■ Stated exercise ■
Copy out every line containing the word "this".

■ Given records ■
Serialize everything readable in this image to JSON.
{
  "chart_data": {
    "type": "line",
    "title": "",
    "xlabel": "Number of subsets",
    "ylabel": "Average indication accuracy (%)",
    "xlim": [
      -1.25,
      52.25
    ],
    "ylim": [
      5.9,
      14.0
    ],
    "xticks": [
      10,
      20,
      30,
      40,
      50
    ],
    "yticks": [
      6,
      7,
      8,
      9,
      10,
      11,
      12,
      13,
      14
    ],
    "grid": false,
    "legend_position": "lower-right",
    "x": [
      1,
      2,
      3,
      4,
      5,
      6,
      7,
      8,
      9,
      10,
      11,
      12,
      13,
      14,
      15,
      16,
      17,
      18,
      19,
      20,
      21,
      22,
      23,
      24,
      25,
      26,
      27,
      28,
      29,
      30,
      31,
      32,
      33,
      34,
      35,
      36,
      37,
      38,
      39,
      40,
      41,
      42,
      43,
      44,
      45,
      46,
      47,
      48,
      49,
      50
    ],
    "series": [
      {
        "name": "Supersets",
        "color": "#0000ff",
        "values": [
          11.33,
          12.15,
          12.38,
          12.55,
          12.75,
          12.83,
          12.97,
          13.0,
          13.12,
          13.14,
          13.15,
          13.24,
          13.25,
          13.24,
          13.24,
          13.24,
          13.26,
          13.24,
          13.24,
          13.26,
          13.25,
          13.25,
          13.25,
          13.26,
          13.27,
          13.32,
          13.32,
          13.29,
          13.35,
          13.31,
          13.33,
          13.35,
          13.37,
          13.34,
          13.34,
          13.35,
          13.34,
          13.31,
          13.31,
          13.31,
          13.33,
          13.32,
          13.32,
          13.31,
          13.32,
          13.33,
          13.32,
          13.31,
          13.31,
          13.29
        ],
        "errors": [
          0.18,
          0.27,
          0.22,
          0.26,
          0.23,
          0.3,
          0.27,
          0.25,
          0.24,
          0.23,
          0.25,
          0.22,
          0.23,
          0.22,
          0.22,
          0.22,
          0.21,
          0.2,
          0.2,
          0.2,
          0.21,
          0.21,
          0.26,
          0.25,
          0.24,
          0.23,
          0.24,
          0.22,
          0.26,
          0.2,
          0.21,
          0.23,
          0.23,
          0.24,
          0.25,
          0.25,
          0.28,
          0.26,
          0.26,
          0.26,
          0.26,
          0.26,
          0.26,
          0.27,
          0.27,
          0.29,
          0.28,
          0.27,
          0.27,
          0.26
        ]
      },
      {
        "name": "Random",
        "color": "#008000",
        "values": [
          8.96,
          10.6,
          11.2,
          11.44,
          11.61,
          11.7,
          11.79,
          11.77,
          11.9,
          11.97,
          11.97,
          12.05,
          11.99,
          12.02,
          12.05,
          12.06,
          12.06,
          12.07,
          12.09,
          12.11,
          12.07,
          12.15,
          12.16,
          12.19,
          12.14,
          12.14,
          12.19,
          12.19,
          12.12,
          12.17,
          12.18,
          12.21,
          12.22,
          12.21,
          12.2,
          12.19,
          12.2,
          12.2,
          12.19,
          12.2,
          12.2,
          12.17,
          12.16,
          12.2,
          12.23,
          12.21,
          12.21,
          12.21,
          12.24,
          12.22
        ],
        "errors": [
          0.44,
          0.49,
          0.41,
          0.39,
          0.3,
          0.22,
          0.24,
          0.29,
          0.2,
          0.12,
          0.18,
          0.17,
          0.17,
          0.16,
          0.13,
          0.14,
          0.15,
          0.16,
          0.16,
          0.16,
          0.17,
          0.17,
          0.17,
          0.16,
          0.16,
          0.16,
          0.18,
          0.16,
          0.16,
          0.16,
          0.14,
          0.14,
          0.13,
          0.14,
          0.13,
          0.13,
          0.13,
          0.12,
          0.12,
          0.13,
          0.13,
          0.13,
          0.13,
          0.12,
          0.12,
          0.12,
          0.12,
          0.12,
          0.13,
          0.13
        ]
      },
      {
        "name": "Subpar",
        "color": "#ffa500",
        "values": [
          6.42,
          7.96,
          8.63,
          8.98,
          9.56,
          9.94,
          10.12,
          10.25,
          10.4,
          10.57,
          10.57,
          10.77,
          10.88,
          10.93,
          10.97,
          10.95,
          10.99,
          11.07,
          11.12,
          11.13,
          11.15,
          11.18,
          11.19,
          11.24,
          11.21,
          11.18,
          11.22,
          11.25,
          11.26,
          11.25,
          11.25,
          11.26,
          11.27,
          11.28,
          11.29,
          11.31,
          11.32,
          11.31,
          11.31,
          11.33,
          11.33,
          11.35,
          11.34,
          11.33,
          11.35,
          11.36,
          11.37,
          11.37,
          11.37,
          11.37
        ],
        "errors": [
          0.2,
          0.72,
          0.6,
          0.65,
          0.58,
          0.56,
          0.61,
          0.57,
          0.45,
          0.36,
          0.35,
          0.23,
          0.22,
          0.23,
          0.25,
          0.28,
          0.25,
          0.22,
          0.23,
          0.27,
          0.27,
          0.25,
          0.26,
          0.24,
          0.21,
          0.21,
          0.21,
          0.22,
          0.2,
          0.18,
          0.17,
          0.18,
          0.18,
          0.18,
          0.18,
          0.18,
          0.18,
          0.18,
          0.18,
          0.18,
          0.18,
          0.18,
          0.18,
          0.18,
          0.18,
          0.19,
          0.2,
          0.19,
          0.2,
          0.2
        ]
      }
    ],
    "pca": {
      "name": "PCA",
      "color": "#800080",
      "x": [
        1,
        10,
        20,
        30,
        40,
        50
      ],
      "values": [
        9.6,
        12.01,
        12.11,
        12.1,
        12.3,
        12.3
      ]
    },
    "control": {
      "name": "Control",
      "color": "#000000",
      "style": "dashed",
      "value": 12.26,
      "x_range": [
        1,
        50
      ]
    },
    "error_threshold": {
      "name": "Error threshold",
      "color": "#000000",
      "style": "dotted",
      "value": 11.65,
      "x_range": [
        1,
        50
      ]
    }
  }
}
...
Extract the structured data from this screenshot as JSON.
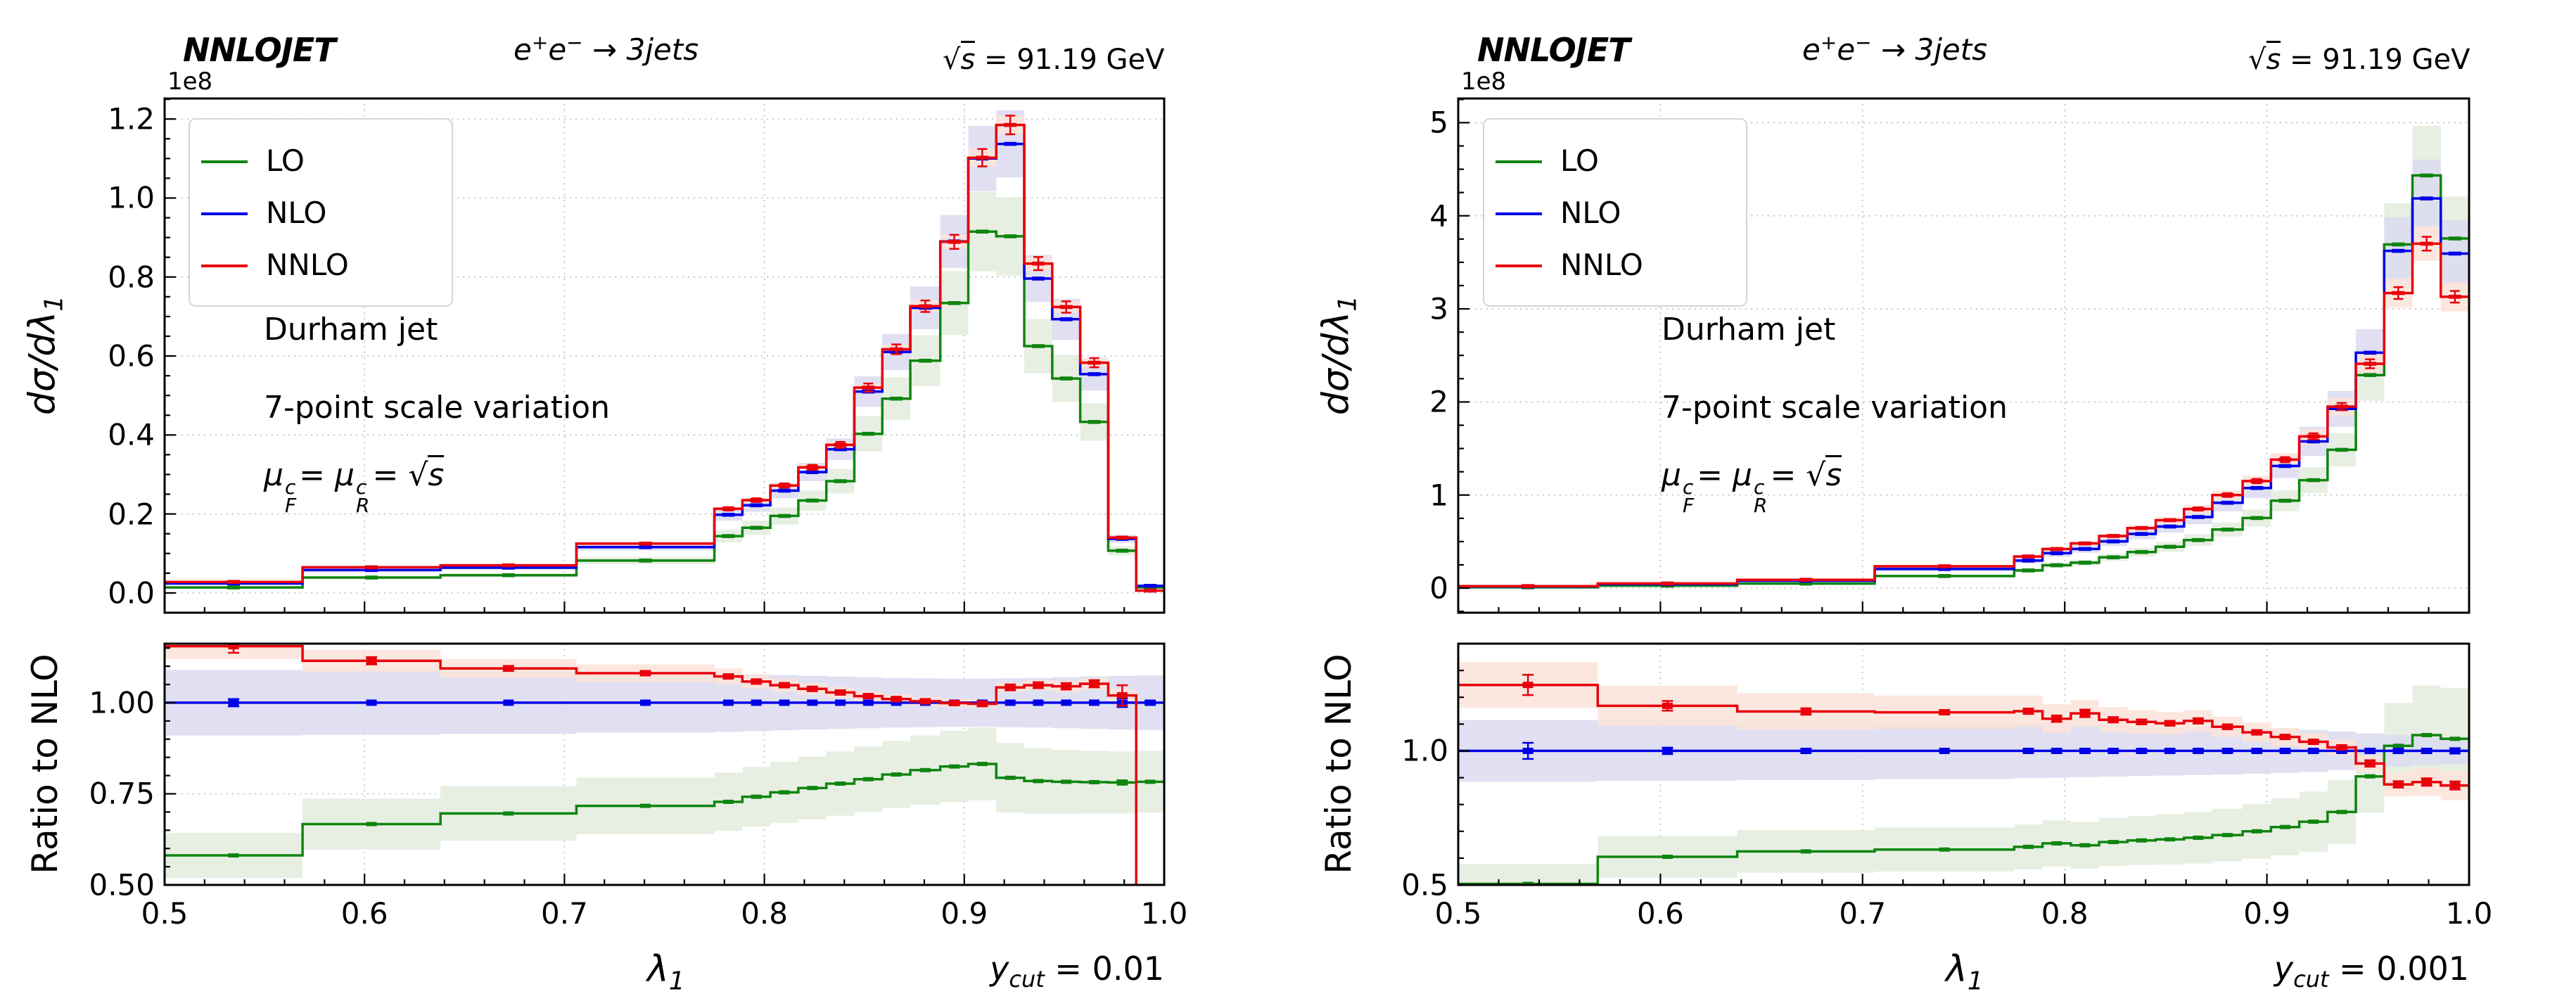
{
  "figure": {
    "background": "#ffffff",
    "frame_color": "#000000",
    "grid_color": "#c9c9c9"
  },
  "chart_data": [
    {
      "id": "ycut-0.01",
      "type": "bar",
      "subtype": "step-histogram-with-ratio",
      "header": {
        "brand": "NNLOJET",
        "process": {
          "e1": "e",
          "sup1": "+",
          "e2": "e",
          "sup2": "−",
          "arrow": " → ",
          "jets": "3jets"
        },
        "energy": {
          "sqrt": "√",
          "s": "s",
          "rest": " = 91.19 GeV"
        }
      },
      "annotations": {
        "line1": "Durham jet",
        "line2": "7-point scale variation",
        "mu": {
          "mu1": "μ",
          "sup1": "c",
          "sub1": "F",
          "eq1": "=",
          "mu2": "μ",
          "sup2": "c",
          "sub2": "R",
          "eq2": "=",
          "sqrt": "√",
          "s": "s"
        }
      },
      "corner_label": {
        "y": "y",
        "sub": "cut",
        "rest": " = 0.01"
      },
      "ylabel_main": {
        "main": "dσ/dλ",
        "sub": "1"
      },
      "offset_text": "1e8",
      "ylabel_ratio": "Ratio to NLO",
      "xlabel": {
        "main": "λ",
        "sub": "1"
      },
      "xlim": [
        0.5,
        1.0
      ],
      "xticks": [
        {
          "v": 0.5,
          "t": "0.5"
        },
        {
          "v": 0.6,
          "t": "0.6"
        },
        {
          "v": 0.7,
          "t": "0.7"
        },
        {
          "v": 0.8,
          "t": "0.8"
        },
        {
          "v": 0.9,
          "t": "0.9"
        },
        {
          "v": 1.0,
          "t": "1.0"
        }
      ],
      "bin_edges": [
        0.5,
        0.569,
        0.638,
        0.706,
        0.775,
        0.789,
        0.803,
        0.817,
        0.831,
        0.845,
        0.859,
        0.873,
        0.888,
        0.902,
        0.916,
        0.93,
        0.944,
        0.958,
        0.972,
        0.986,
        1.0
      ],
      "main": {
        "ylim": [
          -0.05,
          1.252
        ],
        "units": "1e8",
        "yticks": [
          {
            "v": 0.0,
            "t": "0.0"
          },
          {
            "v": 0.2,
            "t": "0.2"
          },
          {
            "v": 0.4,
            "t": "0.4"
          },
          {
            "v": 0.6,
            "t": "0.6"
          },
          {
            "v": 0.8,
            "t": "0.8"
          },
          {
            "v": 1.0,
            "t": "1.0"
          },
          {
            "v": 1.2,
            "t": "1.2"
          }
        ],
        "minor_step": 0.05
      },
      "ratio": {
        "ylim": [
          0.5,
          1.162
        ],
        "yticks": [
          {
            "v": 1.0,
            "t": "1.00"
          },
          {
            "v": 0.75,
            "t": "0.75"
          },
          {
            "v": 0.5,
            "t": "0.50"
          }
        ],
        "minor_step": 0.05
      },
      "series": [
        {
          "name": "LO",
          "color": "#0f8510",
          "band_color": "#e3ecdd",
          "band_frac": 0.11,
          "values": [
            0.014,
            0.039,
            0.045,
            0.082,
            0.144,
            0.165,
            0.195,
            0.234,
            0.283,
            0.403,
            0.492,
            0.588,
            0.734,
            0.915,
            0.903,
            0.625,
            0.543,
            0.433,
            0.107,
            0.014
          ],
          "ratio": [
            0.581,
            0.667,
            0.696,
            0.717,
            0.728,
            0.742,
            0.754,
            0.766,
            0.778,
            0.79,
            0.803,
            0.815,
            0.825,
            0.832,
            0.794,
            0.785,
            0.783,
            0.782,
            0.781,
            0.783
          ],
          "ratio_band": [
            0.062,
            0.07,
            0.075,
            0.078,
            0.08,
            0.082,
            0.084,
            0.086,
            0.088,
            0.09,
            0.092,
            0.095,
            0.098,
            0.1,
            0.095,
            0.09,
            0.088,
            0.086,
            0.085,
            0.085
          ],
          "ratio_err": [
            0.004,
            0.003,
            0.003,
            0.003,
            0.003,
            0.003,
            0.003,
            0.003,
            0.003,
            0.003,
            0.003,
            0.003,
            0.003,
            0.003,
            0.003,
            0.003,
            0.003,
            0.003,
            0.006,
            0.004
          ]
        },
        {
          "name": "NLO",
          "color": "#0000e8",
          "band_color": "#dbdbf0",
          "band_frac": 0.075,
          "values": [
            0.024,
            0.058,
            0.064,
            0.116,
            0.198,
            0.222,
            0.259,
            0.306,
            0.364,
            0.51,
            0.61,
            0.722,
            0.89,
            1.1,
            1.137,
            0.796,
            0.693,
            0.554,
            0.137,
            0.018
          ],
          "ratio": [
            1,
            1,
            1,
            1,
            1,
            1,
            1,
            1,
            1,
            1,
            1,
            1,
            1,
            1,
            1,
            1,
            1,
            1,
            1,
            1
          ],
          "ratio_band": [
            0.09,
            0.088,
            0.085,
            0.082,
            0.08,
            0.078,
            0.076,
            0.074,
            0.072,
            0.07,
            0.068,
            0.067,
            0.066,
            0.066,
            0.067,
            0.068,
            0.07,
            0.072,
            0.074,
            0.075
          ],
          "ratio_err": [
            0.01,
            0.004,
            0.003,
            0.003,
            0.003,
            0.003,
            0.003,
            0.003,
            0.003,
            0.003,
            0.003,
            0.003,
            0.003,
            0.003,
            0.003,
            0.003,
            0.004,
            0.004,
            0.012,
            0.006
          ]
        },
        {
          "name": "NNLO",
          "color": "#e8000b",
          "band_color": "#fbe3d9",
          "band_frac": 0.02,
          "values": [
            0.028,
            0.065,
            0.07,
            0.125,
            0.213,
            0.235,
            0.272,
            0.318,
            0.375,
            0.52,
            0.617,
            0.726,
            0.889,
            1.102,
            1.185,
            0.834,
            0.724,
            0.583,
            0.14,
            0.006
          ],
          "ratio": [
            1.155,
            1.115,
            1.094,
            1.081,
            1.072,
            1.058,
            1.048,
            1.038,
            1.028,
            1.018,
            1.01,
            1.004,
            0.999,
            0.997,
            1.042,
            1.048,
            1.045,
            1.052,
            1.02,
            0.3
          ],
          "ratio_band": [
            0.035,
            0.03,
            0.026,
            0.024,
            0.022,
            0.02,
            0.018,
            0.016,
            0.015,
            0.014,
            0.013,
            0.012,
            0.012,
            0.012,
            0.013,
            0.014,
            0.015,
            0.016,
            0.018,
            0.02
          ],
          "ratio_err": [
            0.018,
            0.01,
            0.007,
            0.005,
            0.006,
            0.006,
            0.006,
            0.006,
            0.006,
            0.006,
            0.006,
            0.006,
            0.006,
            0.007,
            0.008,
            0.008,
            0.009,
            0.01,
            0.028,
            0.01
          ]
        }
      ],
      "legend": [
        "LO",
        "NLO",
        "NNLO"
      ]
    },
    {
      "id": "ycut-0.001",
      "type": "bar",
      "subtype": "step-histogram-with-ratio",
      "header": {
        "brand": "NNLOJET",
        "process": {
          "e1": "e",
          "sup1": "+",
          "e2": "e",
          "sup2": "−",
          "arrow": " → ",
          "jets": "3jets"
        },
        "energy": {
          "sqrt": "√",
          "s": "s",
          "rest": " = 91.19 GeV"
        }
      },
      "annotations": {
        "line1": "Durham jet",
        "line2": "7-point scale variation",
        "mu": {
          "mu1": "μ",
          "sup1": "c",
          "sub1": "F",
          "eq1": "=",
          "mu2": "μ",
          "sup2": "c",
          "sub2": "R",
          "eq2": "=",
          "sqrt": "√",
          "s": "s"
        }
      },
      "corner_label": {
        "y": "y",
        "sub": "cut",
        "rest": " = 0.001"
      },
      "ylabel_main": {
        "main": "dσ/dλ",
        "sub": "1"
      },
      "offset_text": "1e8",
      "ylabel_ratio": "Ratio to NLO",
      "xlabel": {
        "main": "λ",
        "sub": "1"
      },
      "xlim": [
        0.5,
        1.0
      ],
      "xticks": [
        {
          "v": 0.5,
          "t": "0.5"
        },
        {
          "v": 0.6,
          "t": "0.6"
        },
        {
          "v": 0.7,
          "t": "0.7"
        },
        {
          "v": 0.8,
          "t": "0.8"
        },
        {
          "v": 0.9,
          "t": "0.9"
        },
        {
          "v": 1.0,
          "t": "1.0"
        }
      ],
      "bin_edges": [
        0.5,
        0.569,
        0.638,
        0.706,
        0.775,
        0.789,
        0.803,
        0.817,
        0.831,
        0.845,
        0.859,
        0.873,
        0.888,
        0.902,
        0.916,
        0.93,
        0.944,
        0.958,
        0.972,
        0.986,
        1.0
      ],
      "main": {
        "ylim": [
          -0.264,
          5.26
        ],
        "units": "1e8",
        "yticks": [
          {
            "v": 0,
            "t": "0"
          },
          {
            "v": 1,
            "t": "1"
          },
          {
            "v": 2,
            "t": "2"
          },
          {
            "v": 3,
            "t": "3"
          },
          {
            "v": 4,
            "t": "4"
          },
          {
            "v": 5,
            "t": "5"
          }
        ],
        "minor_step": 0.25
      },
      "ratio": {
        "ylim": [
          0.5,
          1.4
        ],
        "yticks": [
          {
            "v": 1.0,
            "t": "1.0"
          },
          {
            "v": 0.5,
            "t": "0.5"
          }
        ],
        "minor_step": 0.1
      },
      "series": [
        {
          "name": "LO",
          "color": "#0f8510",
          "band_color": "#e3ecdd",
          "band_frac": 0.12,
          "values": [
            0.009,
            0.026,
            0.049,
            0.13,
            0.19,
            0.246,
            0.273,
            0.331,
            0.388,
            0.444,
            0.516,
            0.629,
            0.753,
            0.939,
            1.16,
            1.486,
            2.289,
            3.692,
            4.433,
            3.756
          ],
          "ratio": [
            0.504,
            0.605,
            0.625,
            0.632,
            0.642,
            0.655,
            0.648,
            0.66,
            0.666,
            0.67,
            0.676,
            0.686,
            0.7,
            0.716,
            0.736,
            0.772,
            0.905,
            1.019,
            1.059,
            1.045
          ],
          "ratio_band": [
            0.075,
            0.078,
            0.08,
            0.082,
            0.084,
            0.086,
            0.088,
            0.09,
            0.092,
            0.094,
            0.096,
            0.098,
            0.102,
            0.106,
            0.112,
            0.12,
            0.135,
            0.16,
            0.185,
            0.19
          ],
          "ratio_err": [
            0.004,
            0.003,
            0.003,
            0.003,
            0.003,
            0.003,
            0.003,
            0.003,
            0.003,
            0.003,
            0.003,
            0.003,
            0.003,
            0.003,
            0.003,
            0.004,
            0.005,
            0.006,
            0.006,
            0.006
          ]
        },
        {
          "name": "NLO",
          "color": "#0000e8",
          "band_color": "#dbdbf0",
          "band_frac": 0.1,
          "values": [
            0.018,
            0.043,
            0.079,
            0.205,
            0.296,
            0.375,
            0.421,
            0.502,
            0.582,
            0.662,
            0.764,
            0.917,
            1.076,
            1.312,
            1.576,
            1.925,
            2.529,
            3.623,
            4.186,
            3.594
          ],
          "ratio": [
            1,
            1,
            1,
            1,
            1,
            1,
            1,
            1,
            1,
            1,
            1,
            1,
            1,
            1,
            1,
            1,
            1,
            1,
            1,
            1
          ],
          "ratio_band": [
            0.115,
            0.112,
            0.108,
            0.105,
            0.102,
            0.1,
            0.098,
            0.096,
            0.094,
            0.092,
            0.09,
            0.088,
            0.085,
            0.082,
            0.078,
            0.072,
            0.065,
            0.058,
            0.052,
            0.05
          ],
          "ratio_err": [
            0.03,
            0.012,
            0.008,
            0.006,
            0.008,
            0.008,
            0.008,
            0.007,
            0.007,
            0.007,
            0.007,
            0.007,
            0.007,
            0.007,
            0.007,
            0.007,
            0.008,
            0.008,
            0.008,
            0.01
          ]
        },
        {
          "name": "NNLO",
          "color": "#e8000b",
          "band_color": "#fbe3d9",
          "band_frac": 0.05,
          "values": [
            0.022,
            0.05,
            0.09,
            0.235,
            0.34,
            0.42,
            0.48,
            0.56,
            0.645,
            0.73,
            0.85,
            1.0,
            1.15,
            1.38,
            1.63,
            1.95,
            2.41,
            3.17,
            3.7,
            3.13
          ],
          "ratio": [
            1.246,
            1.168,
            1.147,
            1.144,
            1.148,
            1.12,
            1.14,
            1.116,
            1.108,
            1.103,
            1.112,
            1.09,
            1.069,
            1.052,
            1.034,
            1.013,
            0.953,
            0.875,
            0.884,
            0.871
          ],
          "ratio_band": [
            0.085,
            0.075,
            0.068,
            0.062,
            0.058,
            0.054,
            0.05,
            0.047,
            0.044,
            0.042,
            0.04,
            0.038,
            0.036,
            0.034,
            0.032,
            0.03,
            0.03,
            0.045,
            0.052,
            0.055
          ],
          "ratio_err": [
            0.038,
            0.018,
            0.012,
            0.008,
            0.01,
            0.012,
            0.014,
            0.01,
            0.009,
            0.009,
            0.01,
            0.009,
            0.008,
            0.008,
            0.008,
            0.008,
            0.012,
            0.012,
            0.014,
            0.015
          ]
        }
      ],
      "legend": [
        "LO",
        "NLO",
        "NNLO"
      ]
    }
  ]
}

■ Exercise output ■
Serialize everything readable in this image to JSON.
Extract the structured data from this screenshot as JSON.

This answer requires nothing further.